| YOUR OBJECTIVE |
All lines in the data bearing the string "name" should be identified and copied.

| DATASET RECORDS |
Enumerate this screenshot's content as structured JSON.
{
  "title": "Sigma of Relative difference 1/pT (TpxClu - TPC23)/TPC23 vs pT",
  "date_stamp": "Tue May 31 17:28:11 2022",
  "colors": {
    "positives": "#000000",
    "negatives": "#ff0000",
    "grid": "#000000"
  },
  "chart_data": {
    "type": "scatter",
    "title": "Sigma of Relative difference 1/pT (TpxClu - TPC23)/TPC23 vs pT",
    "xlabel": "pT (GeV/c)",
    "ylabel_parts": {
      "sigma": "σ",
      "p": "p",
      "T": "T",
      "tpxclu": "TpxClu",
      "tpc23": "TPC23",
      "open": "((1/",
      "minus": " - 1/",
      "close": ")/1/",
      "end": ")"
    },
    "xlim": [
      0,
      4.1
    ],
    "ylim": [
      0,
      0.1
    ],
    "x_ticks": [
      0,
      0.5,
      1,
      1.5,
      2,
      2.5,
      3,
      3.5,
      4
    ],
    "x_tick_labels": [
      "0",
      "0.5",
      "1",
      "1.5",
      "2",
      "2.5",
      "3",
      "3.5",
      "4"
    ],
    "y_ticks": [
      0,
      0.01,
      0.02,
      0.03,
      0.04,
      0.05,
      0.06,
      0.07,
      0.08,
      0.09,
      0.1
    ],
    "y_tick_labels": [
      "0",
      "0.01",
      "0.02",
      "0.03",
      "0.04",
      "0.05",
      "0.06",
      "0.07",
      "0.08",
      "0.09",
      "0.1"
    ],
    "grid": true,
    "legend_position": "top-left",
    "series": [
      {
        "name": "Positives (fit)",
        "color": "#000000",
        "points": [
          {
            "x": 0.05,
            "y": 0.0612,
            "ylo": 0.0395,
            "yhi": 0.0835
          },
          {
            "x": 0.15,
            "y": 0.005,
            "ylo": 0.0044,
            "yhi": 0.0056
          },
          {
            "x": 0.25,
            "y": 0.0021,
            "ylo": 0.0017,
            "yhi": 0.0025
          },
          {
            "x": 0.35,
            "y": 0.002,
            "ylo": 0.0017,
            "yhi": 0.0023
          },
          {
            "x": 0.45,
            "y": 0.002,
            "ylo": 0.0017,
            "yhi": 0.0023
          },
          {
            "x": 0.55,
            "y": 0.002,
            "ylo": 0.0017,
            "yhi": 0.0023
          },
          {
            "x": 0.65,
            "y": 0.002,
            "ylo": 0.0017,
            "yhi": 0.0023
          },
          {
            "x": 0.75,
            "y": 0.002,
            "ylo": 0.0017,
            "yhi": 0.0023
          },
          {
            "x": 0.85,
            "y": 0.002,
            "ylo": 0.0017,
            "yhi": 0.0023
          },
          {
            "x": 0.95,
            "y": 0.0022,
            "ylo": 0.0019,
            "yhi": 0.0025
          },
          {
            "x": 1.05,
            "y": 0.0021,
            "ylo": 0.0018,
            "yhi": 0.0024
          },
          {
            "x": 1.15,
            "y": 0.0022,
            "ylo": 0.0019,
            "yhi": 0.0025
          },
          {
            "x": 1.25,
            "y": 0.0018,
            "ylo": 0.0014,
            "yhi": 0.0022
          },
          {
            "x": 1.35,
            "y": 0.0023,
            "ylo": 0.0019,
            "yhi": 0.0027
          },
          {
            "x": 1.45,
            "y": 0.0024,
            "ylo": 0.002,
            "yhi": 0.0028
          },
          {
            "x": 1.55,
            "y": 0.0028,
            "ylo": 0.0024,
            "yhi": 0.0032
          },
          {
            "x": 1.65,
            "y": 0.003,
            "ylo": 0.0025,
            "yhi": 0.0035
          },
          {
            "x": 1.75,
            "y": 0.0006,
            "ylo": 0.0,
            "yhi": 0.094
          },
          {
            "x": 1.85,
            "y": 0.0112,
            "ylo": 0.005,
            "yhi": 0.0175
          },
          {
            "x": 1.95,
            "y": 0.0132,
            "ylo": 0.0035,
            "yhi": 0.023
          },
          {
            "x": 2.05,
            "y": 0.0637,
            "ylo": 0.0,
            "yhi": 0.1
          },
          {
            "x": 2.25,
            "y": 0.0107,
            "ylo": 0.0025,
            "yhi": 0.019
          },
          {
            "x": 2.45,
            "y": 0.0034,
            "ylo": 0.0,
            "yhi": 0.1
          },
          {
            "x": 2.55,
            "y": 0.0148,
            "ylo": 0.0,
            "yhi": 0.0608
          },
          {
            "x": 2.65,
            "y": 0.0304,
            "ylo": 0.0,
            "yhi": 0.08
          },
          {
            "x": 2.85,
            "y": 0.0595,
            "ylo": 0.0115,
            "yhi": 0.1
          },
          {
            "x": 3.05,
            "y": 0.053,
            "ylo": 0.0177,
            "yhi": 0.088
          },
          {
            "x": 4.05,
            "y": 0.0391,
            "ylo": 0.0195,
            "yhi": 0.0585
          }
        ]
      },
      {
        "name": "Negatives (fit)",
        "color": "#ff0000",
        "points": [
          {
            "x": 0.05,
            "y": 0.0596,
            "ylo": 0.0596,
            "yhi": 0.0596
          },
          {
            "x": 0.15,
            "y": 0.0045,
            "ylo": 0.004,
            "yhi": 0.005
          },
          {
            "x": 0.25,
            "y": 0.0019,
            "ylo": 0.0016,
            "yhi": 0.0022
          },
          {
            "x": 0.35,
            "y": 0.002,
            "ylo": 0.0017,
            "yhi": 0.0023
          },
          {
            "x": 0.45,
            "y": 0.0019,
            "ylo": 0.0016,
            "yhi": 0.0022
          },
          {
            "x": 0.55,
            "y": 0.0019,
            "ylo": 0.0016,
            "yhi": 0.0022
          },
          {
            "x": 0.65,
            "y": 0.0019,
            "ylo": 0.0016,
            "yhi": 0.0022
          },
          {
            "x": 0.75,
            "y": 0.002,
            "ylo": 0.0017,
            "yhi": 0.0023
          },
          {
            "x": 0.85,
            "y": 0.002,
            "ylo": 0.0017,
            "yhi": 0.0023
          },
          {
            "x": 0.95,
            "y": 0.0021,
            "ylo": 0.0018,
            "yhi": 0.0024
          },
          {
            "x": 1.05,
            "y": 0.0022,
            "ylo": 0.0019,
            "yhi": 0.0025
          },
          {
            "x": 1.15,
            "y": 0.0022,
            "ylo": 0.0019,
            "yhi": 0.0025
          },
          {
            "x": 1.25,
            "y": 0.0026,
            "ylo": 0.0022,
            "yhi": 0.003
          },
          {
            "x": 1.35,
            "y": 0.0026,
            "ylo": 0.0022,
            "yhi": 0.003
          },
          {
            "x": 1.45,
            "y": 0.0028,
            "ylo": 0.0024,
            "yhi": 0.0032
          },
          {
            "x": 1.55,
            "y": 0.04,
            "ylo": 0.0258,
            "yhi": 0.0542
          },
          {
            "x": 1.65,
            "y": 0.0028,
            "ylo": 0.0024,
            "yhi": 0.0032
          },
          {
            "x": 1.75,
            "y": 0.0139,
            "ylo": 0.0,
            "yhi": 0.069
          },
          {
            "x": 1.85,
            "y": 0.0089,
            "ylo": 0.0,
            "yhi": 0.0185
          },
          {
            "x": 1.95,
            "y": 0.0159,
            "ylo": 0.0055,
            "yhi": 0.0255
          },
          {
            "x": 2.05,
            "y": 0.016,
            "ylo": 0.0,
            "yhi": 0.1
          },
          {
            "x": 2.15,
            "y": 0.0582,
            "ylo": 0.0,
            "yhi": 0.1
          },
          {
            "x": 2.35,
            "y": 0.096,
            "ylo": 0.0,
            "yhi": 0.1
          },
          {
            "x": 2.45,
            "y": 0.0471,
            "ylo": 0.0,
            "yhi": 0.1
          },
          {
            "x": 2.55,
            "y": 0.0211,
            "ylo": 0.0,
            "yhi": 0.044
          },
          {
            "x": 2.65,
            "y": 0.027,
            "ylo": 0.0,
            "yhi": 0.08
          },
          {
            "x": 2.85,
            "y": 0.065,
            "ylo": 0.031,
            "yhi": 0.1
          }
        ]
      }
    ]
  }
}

| CORRECT ANSWER |
        "name": "Positives (fit)",
        "name": "Negatives (fit)",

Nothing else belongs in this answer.